**Given task:** Copy whichever lines contain the string "Pickle".

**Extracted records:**
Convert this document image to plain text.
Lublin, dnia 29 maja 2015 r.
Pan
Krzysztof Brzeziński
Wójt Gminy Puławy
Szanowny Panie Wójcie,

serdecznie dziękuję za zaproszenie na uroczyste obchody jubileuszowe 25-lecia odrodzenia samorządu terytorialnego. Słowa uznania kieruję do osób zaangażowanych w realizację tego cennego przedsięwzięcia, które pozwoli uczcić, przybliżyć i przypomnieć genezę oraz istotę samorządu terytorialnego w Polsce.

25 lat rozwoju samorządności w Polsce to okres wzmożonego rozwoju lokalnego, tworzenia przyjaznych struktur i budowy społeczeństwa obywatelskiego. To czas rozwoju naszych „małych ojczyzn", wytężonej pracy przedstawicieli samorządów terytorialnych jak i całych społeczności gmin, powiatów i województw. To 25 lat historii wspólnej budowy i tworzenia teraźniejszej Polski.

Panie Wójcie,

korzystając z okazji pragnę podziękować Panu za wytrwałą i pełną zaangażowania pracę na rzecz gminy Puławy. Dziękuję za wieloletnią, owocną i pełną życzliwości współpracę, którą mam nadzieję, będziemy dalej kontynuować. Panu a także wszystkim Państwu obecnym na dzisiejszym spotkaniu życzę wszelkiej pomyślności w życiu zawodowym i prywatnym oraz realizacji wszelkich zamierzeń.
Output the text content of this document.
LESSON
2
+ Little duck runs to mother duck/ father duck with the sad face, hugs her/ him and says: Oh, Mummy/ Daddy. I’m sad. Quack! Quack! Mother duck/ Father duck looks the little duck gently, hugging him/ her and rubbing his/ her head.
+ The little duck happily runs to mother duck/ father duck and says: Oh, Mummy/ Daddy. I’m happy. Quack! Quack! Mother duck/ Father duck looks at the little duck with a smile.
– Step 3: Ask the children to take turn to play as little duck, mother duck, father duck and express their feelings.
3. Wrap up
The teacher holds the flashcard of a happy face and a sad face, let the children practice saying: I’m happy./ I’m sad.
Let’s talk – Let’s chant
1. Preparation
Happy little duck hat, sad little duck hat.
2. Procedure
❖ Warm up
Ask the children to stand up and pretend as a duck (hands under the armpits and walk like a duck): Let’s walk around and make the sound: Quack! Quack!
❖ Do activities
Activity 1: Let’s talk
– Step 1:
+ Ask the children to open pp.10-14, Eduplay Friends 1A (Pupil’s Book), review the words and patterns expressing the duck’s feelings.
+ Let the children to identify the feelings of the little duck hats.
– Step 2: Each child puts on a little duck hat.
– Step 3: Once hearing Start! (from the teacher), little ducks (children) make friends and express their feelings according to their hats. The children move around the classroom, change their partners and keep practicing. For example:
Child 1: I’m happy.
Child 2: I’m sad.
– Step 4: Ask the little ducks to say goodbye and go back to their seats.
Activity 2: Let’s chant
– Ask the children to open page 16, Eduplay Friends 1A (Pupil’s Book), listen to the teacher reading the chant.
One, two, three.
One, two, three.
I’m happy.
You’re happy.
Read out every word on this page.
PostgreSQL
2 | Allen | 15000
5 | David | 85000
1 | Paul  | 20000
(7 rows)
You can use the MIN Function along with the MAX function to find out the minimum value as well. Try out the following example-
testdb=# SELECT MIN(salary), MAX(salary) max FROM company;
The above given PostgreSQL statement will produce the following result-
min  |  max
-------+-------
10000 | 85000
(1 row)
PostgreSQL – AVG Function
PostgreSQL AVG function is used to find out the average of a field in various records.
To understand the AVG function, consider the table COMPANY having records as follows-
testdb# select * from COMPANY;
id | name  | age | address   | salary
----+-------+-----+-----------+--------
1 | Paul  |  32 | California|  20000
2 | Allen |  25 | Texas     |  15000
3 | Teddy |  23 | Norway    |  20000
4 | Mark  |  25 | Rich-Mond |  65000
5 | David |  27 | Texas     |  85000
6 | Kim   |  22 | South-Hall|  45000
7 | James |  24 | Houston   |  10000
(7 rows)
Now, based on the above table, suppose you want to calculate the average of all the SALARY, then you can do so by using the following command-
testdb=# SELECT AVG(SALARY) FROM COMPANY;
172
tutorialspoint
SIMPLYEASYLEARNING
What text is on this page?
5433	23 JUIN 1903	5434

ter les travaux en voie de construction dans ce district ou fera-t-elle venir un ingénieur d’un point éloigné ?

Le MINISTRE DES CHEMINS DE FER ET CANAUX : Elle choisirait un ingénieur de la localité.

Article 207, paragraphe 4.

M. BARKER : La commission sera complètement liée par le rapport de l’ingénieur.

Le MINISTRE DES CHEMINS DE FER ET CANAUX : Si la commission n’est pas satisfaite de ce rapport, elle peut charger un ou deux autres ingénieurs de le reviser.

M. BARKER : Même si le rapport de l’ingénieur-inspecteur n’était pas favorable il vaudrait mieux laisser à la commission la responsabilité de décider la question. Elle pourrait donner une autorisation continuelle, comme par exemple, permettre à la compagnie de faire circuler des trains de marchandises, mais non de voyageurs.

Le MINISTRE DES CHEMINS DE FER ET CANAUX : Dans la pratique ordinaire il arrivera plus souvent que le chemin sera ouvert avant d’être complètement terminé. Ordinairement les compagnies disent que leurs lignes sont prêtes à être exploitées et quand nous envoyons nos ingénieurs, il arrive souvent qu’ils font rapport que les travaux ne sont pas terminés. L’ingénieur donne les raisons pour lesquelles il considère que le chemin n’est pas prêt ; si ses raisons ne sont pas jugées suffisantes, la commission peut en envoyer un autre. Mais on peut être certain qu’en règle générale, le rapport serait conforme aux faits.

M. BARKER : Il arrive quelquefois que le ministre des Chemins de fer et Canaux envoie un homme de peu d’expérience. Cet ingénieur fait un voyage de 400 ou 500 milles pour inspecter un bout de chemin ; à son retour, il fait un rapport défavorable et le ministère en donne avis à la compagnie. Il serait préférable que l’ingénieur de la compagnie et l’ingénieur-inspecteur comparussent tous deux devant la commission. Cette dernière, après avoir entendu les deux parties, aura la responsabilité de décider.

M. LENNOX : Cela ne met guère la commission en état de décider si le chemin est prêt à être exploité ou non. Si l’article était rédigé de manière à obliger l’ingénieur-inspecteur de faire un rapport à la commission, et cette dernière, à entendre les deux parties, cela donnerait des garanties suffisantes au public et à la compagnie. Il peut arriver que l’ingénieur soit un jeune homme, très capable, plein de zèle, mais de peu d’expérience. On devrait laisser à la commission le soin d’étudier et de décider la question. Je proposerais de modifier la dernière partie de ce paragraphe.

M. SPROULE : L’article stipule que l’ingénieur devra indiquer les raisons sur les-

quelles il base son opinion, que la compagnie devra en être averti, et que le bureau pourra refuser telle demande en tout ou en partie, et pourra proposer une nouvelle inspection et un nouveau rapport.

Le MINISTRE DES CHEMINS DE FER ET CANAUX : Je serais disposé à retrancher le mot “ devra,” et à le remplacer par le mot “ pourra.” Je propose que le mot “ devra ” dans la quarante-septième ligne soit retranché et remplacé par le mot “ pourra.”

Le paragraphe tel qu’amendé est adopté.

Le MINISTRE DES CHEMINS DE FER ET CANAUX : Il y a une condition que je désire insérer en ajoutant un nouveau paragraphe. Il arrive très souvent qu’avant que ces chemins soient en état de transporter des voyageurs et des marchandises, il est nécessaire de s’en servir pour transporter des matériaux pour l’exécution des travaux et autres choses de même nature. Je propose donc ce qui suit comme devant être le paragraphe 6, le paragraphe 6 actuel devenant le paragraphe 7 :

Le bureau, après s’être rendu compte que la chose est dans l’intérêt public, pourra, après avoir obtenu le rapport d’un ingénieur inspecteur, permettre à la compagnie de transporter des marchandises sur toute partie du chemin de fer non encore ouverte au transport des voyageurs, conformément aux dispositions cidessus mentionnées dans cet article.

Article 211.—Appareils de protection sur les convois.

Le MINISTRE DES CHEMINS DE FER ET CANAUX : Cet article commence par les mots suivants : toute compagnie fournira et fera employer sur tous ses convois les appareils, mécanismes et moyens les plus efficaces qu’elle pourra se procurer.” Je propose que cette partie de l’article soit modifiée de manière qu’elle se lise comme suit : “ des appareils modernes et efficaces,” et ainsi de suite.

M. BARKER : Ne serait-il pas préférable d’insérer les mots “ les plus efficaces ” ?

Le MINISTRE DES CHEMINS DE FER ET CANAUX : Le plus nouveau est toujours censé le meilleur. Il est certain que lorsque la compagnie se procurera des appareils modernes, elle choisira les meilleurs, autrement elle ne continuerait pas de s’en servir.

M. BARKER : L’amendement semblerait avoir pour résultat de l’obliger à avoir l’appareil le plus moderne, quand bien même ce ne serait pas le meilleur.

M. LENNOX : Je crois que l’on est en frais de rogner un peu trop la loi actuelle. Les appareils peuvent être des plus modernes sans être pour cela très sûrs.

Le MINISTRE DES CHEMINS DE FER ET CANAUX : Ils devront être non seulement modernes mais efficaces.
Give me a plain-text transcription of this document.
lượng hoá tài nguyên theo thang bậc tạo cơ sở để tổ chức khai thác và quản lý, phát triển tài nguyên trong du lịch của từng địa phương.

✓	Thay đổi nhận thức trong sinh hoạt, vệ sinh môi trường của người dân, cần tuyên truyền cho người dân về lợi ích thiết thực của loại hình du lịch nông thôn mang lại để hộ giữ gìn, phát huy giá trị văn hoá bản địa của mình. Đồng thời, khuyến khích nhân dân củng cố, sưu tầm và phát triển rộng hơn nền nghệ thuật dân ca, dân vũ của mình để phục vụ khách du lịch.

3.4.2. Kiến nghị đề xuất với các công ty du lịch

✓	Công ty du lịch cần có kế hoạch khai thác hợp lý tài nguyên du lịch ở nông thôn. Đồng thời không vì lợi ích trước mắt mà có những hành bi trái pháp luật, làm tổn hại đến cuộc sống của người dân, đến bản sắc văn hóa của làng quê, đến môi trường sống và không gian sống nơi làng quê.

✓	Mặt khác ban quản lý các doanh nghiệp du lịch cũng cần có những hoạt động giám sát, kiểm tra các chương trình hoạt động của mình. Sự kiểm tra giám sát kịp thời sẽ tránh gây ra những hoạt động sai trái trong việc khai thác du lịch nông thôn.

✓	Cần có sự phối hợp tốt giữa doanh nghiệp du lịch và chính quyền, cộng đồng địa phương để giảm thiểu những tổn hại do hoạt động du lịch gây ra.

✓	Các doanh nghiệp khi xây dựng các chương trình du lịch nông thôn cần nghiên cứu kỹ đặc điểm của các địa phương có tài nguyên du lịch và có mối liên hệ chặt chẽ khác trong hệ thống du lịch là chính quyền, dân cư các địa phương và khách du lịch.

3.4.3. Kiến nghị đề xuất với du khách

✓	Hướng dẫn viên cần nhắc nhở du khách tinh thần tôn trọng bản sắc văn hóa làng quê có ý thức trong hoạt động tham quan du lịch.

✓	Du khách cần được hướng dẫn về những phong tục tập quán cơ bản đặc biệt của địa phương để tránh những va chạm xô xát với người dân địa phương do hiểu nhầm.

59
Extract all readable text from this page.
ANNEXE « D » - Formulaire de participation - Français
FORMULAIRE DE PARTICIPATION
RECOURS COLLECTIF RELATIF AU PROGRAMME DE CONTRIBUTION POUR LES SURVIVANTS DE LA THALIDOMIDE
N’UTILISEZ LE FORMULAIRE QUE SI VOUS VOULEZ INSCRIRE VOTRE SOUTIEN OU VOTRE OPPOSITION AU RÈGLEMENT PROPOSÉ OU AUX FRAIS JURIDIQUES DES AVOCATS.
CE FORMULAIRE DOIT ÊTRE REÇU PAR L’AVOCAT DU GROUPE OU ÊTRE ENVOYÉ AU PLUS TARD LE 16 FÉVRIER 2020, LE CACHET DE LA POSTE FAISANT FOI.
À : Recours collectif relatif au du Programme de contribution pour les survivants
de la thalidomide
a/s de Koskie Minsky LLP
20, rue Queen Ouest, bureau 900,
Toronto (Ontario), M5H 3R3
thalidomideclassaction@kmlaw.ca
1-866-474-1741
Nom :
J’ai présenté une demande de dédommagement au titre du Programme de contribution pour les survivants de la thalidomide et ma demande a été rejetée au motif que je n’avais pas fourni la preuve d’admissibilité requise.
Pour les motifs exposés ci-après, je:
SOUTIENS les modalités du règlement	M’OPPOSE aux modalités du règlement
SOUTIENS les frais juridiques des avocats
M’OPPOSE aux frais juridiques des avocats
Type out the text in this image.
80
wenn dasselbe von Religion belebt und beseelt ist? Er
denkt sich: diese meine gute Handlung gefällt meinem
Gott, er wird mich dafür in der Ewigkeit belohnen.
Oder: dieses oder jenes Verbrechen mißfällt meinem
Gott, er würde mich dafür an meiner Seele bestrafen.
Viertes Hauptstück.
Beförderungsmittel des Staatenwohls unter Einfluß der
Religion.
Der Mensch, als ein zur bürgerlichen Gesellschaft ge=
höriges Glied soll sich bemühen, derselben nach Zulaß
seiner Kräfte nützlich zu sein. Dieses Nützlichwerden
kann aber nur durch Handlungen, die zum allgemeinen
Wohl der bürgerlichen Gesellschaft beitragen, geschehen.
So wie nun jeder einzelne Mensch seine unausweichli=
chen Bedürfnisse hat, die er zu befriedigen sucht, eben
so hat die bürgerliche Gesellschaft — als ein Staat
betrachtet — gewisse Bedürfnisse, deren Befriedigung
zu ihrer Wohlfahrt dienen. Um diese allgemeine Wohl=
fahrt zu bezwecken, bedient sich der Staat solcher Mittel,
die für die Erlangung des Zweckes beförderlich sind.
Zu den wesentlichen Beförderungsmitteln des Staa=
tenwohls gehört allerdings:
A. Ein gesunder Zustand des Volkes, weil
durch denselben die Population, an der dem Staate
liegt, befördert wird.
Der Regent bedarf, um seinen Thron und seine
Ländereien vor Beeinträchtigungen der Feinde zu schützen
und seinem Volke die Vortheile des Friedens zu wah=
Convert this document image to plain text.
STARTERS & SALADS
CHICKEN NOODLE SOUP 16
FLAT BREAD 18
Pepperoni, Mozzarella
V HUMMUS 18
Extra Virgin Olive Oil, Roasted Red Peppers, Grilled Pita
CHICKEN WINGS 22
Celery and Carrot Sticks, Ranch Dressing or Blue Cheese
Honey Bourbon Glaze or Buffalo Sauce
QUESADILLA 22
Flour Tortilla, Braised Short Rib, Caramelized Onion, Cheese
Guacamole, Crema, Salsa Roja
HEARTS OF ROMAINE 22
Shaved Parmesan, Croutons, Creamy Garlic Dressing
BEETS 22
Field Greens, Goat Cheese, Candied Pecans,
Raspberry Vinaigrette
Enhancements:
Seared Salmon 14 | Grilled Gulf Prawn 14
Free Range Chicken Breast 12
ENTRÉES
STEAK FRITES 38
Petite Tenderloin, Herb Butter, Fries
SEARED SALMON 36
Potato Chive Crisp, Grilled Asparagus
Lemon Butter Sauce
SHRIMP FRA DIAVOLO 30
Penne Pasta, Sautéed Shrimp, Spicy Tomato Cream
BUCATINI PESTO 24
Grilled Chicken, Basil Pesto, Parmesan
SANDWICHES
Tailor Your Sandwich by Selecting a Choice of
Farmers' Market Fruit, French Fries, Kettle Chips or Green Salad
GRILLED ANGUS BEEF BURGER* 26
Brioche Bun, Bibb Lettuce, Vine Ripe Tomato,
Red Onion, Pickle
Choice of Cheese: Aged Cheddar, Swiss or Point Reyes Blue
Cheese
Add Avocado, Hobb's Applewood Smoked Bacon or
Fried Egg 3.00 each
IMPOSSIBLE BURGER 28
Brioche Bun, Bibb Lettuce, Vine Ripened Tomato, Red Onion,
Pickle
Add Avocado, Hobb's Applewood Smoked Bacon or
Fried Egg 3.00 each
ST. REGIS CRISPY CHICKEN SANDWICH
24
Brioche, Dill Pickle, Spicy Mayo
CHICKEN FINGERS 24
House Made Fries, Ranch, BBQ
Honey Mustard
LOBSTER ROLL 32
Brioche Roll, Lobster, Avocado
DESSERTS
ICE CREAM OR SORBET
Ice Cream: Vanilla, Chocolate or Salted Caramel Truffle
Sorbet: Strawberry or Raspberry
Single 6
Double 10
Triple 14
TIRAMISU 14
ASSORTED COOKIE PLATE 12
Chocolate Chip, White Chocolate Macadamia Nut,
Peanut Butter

**Right answer:**
Red Onion, Pickle
Pickle
Brioche, Dill Pickle, Spicy Mayo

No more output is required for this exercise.